REQUIREMENT 1: According to the San Francisco State athletics passage, in what year was the school's football program discontinued?
REQUIREMENT 2: Reproduce word for word everything in the San Francisco State athletics passage from "Appearances" down to "Division II level.".

SOURCE PASSAGE:

......

San Francisco State fielded a football program from 1931 until it was discontinued in 1994. The SF State Men's Football team were Far Western Conference Champions in '51, '54, '56, '57, '58, '59, '62, '63, '65, and 1967.

Tennis
Sam Match reached the NCAA finals for San Francisco State in singles and doubles in 1949.

Championships

Appearances
The San Francisco State Gators competed in the NCAA Tournament across 11 active sports (5 men's and 6 women's) 113 times at the Division II level.

 Baseball (6): 1979,  1981,  1982,  1983,  1989,  1995
 Men's basketball (10): 1960,  1963,  1965,  1969,  1971,  1980,  1982,  1983,  1994,  2017
 Women's basketball (4): 1982,  1983,  1984,  1985 Men's cross country (1): 2012
 Men's soccer (3): 1972,  1977,  1978
 Women's soccer (3): 2002,  2008,  2010
 Softball (3): 2004,  2005,  2006,  2019
 Women's indoor track and field (7): 2001,  2011,  2012,  2013,  2014,  2017,  2018,  2019,  2020 (canceled due to COVID-19)

......

RAW DATA:
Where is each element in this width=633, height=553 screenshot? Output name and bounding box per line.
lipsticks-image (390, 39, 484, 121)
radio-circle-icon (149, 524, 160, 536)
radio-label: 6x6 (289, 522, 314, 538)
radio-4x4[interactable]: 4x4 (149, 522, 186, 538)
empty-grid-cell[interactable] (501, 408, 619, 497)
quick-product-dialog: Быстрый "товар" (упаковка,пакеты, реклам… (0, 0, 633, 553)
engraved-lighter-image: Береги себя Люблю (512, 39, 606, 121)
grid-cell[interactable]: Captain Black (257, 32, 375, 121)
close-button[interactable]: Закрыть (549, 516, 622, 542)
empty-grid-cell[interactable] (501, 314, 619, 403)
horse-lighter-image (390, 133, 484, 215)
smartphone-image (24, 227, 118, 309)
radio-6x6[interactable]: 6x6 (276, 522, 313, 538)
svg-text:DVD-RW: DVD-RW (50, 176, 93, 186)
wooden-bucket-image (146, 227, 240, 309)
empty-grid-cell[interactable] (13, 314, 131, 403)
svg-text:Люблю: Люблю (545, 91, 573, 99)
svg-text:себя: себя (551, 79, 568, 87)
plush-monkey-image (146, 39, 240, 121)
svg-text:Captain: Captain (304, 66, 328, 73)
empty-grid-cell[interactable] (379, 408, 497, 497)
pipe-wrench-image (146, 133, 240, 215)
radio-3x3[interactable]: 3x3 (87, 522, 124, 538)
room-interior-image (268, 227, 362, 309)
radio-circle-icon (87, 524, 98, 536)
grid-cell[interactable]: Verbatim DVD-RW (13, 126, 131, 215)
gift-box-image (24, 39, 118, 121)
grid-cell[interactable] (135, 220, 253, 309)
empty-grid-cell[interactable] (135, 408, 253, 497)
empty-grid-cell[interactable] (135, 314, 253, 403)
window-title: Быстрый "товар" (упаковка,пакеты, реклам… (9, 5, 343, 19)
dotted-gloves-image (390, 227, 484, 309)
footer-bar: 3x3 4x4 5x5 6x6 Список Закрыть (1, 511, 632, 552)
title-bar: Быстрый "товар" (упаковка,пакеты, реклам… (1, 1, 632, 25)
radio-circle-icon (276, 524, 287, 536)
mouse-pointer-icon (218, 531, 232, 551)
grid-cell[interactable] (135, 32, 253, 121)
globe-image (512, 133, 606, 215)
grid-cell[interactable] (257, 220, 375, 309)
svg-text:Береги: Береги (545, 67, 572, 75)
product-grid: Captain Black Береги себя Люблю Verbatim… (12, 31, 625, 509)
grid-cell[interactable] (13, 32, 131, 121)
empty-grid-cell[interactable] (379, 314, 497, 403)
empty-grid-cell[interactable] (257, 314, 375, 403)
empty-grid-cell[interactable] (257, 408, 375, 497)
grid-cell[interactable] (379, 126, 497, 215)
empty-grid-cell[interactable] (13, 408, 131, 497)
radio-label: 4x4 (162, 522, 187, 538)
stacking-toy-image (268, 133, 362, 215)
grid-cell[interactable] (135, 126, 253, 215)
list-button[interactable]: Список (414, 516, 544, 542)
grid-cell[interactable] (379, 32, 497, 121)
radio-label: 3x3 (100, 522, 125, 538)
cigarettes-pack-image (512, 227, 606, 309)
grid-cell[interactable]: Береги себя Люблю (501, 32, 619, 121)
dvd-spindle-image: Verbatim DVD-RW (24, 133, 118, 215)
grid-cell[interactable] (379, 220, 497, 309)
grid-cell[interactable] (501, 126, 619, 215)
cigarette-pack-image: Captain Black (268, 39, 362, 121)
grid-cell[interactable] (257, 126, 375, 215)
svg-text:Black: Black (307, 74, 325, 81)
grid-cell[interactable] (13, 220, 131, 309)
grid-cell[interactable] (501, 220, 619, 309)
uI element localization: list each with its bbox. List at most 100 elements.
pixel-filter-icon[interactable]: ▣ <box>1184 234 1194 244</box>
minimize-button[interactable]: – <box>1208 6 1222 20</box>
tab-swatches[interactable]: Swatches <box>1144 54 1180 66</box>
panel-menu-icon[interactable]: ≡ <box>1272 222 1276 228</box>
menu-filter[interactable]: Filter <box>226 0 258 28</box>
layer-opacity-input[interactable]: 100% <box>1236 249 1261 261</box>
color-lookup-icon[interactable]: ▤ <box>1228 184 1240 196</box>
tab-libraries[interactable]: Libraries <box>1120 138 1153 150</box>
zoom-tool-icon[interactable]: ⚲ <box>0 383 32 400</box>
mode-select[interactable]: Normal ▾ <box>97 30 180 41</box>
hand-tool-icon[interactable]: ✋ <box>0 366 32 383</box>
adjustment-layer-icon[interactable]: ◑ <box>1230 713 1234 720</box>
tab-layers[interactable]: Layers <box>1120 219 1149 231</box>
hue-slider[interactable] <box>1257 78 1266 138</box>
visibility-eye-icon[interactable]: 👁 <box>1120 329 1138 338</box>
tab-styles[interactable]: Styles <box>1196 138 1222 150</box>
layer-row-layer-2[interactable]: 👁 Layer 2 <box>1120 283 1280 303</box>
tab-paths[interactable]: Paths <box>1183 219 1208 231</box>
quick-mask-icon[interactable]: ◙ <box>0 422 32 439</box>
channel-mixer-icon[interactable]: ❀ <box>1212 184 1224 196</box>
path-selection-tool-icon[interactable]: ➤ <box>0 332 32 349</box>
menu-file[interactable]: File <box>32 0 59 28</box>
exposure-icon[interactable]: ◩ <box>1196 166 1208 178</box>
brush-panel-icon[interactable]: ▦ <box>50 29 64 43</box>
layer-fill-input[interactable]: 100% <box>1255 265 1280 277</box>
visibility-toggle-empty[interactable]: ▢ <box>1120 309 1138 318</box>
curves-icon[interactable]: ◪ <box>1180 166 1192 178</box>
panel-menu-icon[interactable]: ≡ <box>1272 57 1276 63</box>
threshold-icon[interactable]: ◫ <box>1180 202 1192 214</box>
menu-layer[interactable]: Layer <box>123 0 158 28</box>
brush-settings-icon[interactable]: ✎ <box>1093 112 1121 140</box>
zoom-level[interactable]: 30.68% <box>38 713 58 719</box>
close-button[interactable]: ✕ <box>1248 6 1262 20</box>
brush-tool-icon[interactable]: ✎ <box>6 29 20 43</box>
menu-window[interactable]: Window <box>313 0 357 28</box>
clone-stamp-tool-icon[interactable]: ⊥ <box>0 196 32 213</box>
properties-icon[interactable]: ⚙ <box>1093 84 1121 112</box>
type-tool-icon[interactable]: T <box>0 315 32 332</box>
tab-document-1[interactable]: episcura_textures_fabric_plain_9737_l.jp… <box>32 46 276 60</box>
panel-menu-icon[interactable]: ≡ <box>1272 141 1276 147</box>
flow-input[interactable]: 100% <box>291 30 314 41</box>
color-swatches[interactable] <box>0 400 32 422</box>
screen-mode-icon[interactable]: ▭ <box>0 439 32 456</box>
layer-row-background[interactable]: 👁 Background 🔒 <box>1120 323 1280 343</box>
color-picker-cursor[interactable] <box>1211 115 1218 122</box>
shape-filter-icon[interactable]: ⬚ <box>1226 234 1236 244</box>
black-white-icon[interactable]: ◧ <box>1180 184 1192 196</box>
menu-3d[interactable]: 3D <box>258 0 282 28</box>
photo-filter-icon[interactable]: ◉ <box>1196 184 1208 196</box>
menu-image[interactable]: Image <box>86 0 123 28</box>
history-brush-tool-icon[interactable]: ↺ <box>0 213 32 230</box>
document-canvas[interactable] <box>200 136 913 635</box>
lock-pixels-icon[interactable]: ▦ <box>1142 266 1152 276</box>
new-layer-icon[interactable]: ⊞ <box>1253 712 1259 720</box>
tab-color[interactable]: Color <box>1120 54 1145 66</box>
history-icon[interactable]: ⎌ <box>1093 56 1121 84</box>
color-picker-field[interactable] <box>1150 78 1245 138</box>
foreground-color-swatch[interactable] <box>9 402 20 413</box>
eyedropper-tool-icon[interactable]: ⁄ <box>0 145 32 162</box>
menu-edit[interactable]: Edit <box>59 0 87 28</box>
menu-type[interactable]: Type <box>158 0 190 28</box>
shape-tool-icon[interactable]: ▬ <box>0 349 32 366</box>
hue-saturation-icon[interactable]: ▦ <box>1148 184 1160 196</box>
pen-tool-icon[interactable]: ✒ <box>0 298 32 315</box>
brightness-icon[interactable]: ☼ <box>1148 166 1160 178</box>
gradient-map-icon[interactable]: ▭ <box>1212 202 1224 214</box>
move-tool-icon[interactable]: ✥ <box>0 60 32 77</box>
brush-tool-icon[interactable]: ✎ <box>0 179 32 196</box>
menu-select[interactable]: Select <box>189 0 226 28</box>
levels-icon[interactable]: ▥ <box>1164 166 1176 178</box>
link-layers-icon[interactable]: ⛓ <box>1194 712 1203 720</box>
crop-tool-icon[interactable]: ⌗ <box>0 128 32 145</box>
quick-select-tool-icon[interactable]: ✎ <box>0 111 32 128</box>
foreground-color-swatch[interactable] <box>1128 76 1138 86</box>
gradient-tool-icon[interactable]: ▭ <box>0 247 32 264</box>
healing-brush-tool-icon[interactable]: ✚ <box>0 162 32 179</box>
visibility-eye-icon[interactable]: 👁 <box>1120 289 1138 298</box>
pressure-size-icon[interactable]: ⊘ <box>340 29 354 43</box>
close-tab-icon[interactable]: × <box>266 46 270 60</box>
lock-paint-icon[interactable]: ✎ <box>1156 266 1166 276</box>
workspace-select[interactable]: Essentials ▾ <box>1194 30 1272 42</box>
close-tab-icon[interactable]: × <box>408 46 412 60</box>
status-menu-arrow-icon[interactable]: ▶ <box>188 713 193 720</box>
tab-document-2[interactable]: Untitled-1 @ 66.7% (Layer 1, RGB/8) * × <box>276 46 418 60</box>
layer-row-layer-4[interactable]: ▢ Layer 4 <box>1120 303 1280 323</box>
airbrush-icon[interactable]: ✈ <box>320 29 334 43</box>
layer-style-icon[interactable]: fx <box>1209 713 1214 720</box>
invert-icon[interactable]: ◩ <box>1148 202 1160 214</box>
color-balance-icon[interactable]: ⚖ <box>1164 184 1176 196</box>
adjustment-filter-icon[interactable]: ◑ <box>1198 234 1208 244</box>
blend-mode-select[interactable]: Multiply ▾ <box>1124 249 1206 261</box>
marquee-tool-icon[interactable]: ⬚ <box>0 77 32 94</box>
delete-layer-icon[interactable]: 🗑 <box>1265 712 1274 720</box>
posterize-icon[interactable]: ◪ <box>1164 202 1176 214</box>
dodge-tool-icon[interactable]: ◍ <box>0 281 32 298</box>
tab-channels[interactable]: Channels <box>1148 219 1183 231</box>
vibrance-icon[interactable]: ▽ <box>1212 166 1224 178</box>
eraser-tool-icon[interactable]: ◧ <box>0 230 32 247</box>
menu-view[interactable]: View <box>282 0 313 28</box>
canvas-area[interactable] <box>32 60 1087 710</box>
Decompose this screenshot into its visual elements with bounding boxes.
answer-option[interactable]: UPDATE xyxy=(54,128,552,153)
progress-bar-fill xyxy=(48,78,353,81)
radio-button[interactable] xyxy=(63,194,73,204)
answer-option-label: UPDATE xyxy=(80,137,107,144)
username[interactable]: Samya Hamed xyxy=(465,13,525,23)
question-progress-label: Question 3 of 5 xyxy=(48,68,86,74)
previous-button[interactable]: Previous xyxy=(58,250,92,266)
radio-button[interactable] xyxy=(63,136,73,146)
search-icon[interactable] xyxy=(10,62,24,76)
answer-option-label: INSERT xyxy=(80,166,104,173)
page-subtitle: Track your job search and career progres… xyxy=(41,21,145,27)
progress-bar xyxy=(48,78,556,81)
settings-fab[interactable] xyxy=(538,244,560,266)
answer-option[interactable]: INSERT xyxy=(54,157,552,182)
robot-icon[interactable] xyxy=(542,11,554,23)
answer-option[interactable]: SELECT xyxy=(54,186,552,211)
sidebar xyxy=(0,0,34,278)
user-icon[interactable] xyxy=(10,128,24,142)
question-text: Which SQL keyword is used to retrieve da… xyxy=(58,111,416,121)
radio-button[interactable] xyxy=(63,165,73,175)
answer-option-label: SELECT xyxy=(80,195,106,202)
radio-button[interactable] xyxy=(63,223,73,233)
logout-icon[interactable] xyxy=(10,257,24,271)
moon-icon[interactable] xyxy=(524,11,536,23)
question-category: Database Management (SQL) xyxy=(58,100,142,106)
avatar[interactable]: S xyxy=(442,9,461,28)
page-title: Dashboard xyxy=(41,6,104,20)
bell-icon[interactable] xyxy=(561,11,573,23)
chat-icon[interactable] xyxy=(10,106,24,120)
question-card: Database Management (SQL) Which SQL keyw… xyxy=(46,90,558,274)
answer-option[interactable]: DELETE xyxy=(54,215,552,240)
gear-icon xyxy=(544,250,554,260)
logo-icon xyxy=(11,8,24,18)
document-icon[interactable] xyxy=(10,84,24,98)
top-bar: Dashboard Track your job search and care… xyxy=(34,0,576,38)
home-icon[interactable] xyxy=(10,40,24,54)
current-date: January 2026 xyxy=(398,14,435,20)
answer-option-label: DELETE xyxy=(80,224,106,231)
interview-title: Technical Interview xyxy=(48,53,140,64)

......

ANSWER SECTION 1: 1994

ANSWER SECTION 2:
Appearances
The San Francisco State Gators competed in the NCAA Tournament across 11 active sports (5 men's and 6 women's) 113 times at the Division II level.